Will you output all of the data below exactly, omitting the images?
%%
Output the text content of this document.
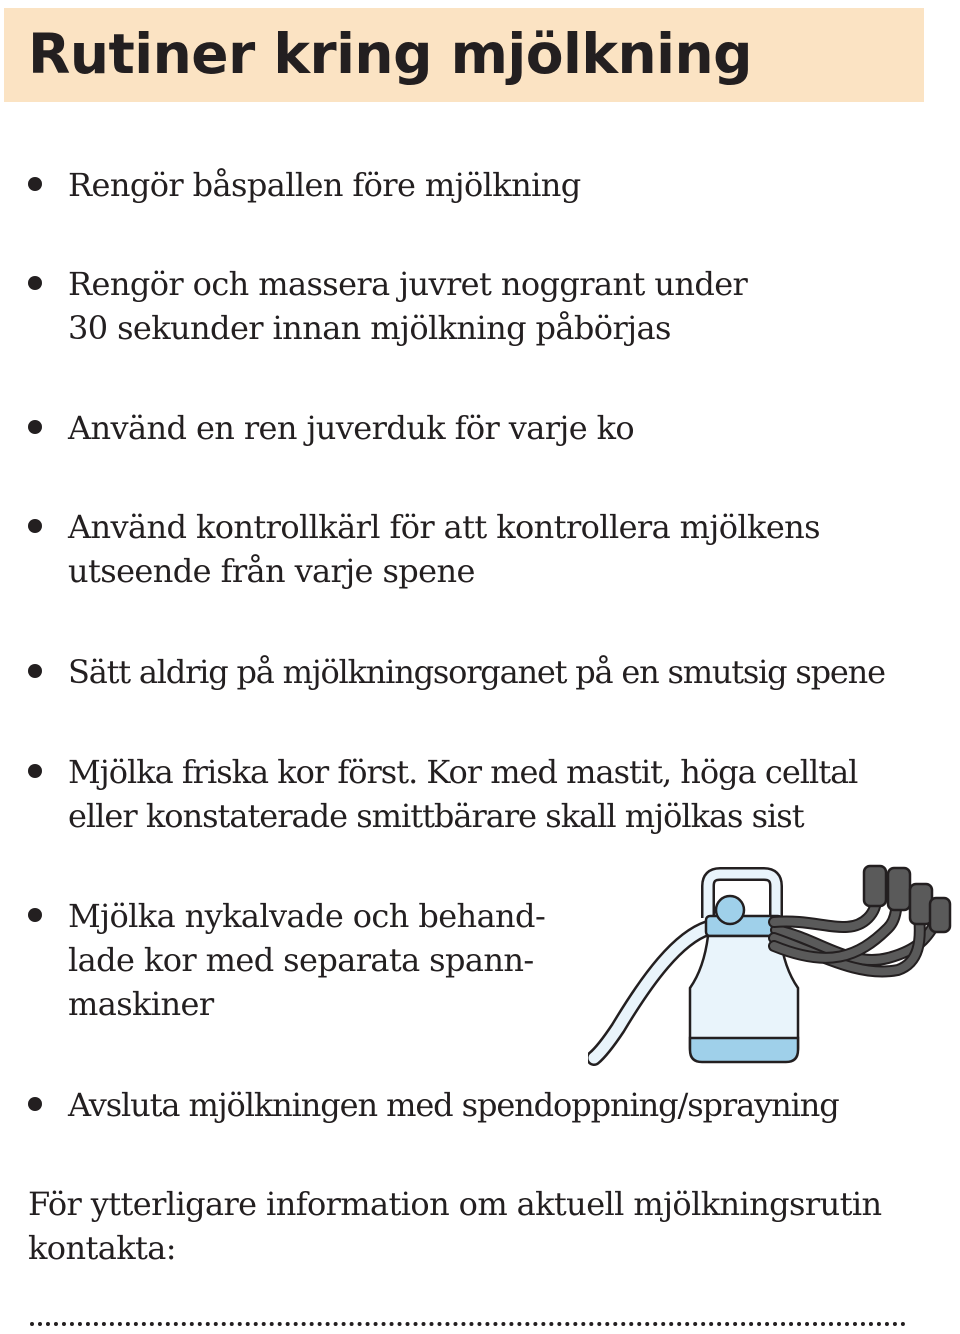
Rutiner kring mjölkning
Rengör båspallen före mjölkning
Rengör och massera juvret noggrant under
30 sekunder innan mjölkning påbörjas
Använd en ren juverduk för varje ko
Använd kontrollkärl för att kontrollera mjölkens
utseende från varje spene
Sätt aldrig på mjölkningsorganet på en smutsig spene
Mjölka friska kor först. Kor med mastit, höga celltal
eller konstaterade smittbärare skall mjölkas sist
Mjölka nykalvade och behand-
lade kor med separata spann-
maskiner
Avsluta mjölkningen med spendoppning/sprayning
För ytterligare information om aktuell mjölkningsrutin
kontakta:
%%
WRITTEN RESPONSE -
Output the text content of this document.
Rutiner kring mjölkning
Rengör båspallen före mjölkning
Rengör och massera juvret noggrant under
30 sekunder innan mjölkning påbörjas
Använd en ren juverduk för varje ko
Använd kontrollkärl för att kontrollera mjölkens
utseende från varje spene
Sätt aldrig på mjölkningsorganet på en smutsig spene
Mjölka friska kor först. Kor med mastit, höga celltal
eller konstaterade smittbärare skall mjölkas sist
Mjölka nykalvade och behand-
lade kor med separata spann-
maskiner
Avsluta mjölkningen med spendoppning/sprayning
För ytterligare information om aktuell mjölkningsrutin
kontakta:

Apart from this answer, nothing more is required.